EXERCISE INSTRUCTIONS:
Send back all the data below, exactly as given.

GIVEN ENTRIES:
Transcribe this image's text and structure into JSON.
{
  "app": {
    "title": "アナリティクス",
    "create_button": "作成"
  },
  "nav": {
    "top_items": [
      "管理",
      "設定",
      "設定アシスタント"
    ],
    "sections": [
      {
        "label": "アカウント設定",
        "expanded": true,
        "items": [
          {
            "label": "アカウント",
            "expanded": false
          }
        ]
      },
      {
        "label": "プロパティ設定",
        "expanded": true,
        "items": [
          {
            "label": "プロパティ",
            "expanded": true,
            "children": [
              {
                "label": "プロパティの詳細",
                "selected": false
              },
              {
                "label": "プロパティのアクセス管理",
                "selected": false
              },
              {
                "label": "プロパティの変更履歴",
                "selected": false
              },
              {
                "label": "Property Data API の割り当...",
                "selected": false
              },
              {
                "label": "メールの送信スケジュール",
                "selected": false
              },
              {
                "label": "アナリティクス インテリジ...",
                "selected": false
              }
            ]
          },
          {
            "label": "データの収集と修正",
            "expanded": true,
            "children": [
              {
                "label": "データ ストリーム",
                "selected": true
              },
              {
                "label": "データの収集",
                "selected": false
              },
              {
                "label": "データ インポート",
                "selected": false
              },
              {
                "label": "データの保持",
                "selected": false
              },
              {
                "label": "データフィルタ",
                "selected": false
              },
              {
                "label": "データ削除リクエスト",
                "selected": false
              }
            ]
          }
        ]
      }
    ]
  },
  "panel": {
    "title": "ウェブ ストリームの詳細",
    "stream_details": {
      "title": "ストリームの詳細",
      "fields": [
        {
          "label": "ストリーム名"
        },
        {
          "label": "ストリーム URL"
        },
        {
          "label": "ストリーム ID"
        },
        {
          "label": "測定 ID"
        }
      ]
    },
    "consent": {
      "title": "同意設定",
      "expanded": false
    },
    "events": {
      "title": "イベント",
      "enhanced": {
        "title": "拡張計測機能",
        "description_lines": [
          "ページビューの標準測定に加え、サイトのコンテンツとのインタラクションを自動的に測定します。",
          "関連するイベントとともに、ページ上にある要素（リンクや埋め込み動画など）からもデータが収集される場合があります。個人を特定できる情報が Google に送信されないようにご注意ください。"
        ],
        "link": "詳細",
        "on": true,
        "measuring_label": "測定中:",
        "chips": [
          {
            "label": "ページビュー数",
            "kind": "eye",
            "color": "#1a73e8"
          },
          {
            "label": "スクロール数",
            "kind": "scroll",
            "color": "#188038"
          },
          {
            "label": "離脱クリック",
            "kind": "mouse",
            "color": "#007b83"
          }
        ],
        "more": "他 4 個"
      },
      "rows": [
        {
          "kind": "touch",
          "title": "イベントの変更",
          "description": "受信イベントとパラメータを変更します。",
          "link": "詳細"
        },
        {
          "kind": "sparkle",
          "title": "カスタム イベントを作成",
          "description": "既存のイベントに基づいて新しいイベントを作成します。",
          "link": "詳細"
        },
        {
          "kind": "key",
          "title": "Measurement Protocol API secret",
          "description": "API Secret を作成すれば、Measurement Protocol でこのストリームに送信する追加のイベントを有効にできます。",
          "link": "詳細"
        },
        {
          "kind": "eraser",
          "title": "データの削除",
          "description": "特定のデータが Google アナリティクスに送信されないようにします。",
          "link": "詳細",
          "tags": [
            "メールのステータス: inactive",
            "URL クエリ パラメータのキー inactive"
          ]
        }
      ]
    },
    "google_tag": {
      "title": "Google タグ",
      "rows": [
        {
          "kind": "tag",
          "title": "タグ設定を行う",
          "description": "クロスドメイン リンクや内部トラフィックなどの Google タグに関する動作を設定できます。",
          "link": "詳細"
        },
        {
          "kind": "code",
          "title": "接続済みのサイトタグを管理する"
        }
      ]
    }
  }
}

EXERCISE RESPONSE:
Transcribe this image's text and structure into JSON.
{
  "app": {
    "title": "アナリティクス",
    "create_button": "作成"
  },
  "nav": {
    "top_items": [
      "管理",
      "設定",
      "設定アシスタント"
    ],
    "sections": [
      {
        "label": "アカウント設定",
        "expanded": true,
        "items": [
          {
            "label": "アカウント",
            "expanded": false
          }
        ]
      },
      {
        "label": "プロパティ設定",
        "expanded": true,
        "items": [
          {
            "label": "プロパティ",
            "expanded": true,
            "children": [
              {
                "label": "プロパティの詳細",
                "selected": false
              },
              {
                "label": "プロパティのアクセス管理",
                "selected": false
              },
              {
                "label": "プロパティの変更履歴",
                "selected": false
              },
              {
                "label": "Property Data API の割り当...",
                "selected": false
              },
              {
                "label": "メールの送信スケジュール",
                "selected": false
              },
              {
                "label": "アナリティクス インテリジ...",
                "selected": false
              }
            ]
          },
          {
            "label": "データの収集と修正",
            "expanded": true,
            "children": [
              {
                "label": "データ ストリーム",
                "selected": true
              },
              {
                "label": "データの収集",
                "selected": false
              },
              {
                "label": "データ インポート",
                "selected": false
              },
              {
                "label": "データの保持",
                "selected": false
              },
              {
                "label": "データフィルタ",
                "selected": false
              },
              {
                "label": "データ削除リクエスト",
                "selected": false
              }
            ]
          }
        ]
      }
    ]
  },
  "panel": {
    "title": "ウェブ ストリームの詳細",
    "stream_details": {
      "title": "ストリームの詳細",
      "fields": [
        {
          "label": "ストリーム名"
        },
        {
          "label": "ストリーム URL"
        },
        {
          "label": "ストリーム ID"
        },
        {
          "label": "測定 ID"
        }
      ]
    },
    "consent": {
      "title": "同意設定",
      "expanded": false
    },
    "events": {
      "title": "イベント",
      "enhanced": {
        "title": "拡張計測機能",
        "description_lines": [
          "ページビューの標準測定に加え、サイトのコンテンツとのインタラクションを自動的に測定します。",
          "関連するイベントとともに、ページ上にある要素（リンクや埋め込み動画など）からもデータが収集される場合があります。個人を特定できる情報が Google に送信されないようにご注意ください。"
        ],
        "link": "詳細",
        "on": true,
        "measuring_label": "測定中:",
        "chips": [
          {
            "label": "ページビュー数",
            "kind": "eye",
            "color": "#1a73e8"
          },
          {
            "label": "スクロール数",
            "kind": "scroll",
            "color": "#188038"
          },
          {
            "label": "離脱クリック",
            "kind": "mouse",
            "color": "#007b83"
          }
        ],
        "more": "他 4 個"
      },
      "rows": [
        {
          "kind": "touch",
          "title": "イベントの変更",
          "description": "受信イベントとパラメータを変更します。",
          "link": "詳細"
        },
        {
          "kind": "sparkle",
          "title": "カスタム イベントを作成",
          "description": "既存のイベントに基づいて新しいイベントを作成します。",
          "link": "詳細"
        },
        {
          "kind": "key",
          "title": "Measurement Protocol API secret",
          "description": "API Secret を作成すれば、Measurement Protocol でこのストリームに送信する追加のイベントを有効にできます。",
          "link": "詳細"
        },
        {
          "kind": "eraser",
          "title": "データの削除",
          "description": "特定のデータが Google アナリティクスに送信されないようにします。",
          "link": "詳細",
          "tags": [
            "メールのステータス: inactive",
            "URL クエリ パラメータのキー inactive"
          ]
        }
      ]
    },
    "google_tag": {
      "title": "Google タグ",
      "rows": [
        {
          "kind": "tag",
          "title": "タグ設定を行う",
          "description": "クロスドメイン リンクや内部トラフィックなどの Google タグに関する動作を設定できます。",
          "link": "詳細"
        },
        {
          "kind": "code",
          "title": "接続済みのサイトタグを管理する"
        }
      ]
    }
  }
}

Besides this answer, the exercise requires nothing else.